**What the task asks**
Filter the entries below, keeping every line that has the word "JSON".

**Extracted information**
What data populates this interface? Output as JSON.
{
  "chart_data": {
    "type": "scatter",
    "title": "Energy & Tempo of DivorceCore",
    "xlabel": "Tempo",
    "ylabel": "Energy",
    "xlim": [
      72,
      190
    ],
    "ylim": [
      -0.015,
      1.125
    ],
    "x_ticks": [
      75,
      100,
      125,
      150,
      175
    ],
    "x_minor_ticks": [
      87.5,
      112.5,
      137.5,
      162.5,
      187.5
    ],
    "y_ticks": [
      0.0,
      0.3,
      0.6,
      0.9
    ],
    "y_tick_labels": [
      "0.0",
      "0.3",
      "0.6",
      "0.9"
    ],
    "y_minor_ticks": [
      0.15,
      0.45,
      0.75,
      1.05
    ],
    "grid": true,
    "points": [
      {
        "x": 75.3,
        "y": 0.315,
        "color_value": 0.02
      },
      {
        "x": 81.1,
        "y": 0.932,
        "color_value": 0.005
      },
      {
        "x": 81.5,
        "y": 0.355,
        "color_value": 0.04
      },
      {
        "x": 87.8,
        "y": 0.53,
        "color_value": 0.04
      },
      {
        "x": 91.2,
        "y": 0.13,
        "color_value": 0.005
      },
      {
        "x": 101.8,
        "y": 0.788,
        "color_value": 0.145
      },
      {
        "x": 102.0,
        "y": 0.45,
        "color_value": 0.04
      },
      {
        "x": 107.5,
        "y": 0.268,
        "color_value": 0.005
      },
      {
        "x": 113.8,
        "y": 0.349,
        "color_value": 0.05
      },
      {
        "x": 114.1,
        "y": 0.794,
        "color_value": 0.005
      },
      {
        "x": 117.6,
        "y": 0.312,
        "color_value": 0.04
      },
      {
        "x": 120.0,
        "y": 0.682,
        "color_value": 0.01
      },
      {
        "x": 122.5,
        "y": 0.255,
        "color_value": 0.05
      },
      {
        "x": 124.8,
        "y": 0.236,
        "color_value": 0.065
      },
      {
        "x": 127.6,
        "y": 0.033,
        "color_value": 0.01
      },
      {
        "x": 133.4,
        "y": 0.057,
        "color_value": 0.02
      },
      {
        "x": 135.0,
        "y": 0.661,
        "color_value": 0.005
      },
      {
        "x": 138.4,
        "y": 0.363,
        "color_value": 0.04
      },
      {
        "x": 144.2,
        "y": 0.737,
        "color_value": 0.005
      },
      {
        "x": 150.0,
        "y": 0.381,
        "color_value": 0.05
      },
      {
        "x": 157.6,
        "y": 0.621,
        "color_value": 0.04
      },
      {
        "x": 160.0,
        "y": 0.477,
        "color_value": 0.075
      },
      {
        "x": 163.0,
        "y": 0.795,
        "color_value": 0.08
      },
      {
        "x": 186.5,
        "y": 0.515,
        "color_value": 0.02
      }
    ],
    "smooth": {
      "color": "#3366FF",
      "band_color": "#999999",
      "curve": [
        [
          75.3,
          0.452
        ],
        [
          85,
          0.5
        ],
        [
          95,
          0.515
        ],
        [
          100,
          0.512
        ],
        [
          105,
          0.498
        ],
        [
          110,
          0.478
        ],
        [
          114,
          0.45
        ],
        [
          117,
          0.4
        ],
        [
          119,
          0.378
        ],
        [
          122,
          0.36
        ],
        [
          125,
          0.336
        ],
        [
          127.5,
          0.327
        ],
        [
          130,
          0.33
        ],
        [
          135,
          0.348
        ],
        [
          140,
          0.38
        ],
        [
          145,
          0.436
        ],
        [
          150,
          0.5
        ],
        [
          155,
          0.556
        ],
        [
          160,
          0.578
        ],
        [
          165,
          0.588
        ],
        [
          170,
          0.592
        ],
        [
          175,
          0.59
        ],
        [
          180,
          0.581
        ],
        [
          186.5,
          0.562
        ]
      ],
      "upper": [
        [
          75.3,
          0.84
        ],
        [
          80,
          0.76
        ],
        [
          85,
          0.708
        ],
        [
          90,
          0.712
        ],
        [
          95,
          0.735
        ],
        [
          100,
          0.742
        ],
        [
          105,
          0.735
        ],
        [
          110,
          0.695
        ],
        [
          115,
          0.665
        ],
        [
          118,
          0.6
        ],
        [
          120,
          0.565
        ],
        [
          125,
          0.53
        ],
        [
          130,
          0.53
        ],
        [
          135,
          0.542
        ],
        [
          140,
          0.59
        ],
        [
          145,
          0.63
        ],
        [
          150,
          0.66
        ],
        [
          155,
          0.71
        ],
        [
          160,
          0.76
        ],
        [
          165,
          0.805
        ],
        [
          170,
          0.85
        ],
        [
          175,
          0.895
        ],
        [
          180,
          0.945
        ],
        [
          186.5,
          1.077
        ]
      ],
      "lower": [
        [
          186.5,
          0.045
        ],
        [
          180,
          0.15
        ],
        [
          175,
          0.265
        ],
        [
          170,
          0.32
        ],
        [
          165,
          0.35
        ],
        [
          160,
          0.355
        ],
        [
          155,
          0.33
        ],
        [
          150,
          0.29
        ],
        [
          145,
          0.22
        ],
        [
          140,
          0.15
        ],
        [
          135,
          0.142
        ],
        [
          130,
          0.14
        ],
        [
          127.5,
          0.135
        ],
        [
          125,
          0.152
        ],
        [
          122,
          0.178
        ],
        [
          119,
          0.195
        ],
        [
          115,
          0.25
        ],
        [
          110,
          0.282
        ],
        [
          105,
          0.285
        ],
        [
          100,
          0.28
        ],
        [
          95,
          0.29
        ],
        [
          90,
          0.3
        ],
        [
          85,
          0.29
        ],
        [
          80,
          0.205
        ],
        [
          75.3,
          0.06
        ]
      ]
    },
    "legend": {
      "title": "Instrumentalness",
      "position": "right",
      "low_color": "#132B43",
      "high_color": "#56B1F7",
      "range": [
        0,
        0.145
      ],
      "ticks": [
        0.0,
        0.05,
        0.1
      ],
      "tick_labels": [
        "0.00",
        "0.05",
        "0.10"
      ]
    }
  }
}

==

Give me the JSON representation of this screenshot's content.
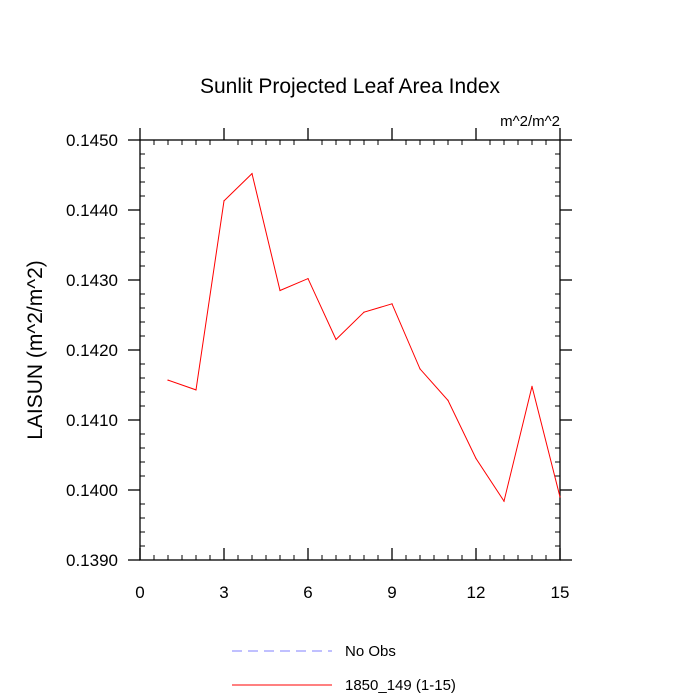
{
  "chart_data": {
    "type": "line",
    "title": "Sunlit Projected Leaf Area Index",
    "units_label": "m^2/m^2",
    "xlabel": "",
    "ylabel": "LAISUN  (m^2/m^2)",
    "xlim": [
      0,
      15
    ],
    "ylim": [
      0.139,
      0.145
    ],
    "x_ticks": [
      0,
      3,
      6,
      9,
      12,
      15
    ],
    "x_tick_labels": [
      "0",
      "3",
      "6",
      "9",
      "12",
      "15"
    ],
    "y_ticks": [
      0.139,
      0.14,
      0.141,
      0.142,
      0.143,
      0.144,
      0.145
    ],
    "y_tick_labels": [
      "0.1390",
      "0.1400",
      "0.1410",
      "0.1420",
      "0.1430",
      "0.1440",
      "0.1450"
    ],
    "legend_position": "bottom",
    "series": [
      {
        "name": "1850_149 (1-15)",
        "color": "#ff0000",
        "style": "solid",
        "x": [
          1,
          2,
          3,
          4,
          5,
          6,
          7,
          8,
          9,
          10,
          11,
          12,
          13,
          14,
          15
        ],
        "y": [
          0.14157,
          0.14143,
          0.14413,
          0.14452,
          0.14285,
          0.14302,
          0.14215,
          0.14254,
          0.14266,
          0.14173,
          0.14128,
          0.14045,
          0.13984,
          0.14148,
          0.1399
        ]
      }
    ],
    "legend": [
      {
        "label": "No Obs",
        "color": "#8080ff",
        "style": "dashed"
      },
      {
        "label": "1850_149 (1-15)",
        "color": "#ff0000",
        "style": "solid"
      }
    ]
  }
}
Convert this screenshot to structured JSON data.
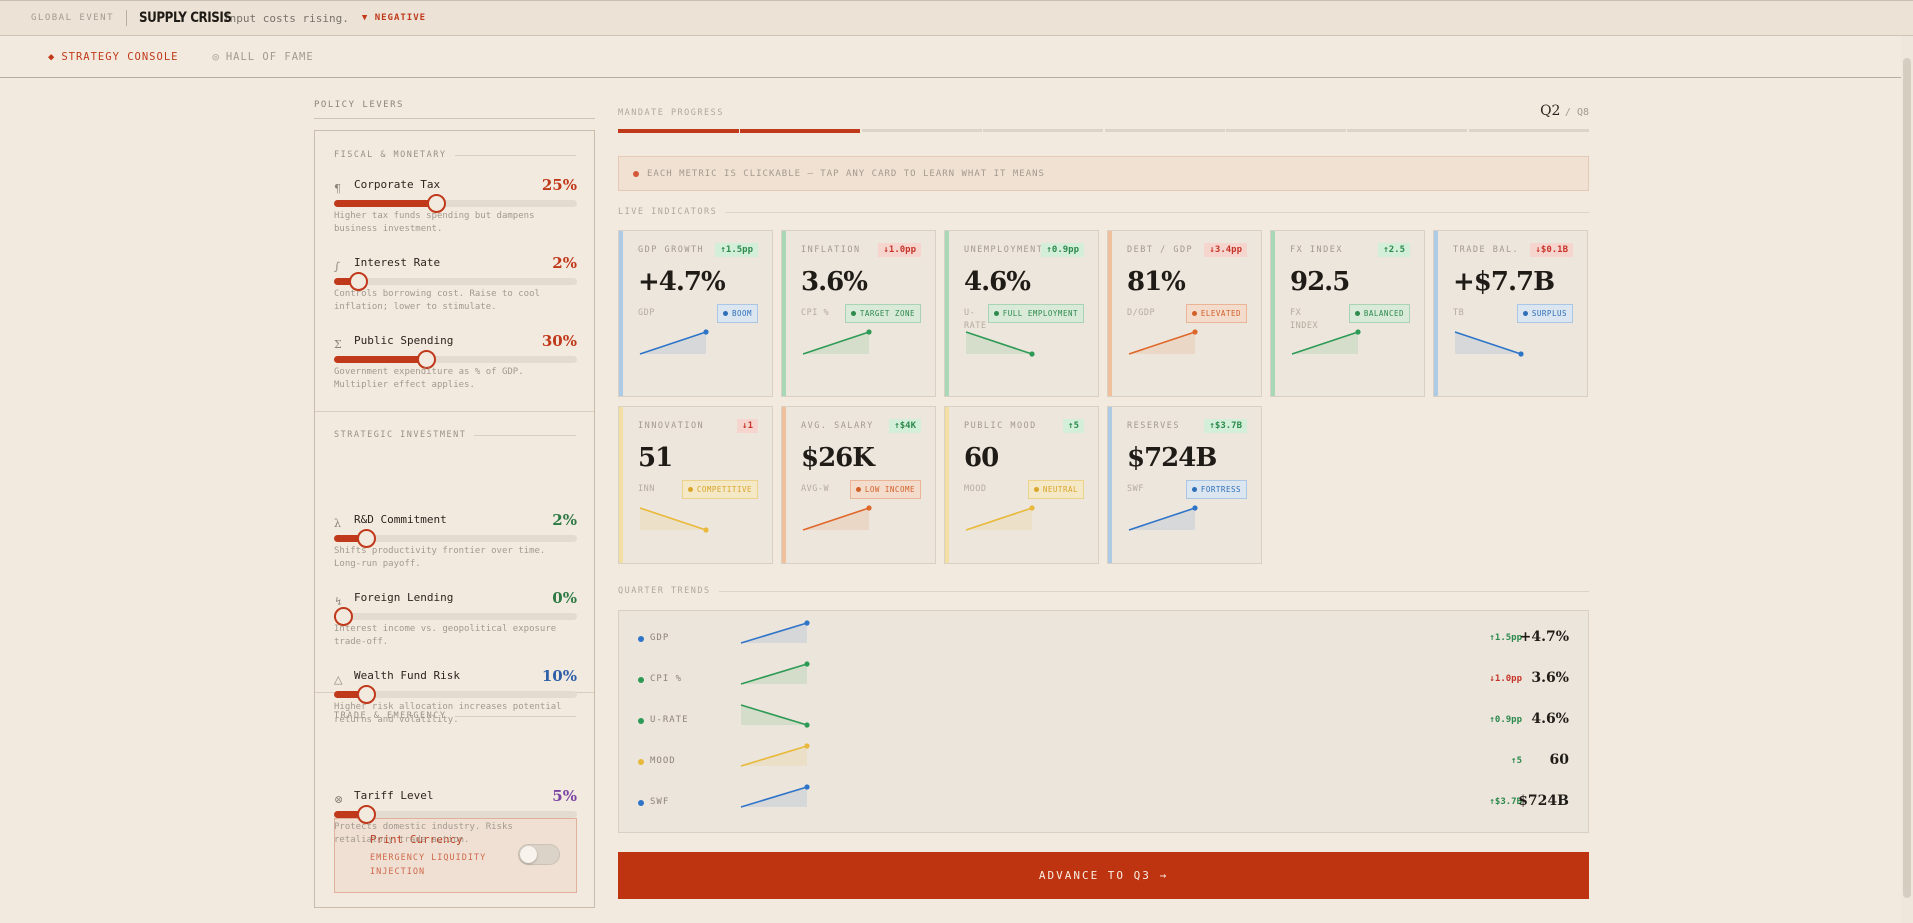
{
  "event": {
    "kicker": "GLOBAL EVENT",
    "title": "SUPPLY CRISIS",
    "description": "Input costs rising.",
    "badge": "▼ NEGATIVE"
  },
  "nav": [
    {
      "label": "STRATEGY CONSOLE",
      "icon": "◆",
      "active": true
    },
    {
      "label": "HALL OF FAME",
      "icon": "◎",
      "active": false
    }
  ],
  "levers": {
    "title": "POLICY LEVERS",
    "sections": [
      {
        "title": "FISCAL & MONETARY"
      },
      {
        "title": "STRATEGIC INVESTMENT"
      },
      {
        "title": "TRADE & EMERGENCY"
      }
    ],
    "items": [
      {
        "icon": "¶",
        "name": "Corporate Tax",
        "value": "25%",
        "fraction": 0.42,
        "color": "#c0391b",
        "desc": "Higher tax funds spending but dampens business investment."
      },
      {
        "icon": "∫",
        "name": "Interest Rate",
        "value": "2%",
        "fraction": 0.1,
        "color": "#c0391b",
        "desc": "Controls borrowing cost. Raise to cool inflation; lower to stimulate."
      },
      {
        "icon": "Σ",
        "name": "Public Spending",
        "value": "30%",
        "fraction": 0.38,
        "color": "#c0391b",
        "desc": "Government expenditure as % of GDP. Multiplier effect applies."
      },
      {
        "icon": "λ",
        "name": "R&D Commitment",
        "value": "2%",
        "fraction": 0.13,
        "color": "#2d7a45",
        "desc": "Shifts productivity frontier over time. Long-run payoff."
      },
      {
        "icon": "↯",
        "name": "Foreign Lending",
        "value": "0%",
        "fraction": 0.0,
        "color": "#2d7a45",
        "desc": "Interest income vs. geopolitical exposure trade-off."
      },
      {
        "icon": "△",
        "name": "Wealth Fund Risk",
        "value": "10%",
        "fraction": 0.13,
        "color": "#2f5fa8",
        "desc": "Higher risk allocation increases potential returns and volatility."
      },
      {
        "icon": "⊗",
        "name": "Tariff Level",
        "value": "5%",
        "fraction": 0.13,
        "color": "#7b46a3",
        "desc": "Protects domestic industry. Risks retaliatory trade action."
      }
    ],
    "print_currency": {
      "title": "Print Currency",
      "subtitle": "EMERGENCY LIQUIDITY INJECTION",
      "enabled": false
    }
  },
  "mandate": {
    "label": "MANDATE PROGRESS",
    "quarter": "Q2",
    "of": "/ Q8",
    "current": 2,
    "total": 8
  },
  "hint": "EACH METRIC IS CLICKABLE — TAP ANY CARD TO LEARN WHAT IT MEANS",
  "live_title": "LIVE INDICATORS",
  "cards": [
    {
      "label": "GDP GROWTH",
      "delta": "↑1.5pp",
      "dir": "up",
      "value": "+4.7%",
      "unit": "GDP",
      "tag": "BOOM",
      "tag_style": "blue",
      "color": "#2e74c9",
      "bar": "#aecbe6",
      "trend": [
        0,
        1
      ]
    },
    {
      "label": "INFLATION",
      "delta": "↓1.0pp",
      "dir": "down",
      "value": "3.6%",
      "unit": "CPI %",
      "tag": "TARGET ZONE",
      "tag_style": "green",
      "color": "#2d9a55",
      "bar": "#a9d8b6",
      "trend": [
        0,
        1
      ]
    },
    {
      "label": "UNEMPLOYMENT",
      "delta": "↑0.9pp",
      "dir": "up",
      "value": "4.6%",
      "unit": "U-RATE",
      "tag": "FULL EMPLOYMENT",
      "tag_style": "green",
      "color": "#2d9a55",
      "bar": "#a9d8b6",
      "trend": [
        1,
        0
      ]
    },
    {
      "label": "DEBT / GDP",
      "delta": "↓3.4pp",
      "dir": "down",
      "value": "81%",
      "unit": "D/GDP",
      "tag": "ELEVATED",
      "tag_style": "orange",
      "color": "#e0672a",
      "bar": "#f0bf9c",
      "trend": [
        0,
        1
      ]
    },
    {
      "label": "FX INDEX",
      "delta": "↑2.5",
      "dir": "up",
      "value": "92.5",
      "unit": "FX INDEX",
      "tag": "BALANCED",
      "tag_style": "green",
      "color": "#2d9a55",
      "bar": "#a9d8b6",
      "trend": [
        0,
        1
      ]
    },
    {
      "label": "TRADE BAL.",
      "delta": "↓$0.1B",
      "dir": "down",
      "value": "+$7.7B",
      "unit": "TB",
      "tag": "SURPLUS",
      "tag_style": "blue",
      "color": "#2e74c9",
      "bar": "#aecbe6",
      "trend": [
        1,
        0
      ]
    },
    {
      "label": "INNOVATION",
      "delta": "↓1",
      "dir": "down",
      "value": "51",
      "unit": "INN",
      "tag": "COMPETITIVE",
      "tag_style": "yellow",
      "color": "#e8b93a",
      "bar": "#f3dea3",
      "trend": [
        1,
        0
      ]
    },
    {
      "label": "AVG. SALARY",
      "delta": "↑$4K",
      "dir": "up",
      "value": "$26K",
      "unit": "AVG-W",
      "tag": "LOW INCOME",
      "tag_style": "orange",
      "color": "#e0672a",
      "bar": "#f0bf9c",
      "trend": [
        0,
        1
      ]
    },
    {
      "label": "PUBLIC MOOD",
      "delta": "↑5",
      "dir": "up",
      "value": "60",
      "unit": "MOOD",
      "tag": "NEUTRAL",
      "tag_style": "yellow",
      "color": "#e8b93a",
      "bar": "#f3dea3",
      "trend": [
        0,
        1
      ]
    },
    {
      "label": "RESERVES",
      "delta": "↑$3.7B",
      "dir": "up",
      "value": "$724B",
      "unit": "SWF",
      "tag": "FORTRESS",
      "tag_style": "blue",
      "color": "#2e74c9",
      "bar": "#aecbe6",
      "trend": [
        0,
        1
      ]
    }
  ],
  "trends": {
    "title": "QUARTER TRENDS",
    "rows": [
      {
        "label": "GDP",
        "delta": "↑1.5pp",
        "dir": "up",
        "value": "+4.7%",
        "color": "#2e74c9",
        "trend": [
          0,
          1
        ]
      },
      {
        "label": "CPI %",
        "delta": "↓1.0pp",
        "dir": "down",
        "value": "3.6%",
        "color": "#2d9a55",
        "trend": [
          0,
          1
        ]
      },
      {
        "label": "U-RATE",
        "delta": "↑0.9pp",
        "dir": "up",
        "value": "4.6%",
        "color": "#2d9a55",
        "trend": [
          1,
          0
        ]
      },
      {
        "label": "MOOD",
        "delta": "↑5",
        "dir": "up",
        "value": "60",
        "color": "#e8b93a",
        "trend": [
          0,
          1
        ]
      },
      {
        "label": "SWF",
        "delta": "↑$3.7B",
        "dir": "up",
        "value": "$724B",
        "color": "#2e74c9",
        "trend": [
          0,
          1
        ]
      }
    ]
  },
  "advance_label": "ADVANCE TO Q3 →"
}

**Exercise output**
What data populates this interface? Output as JSON.
Give me the JSON representation of this screenshot's content.
Convert this screenshot to structured JSON data.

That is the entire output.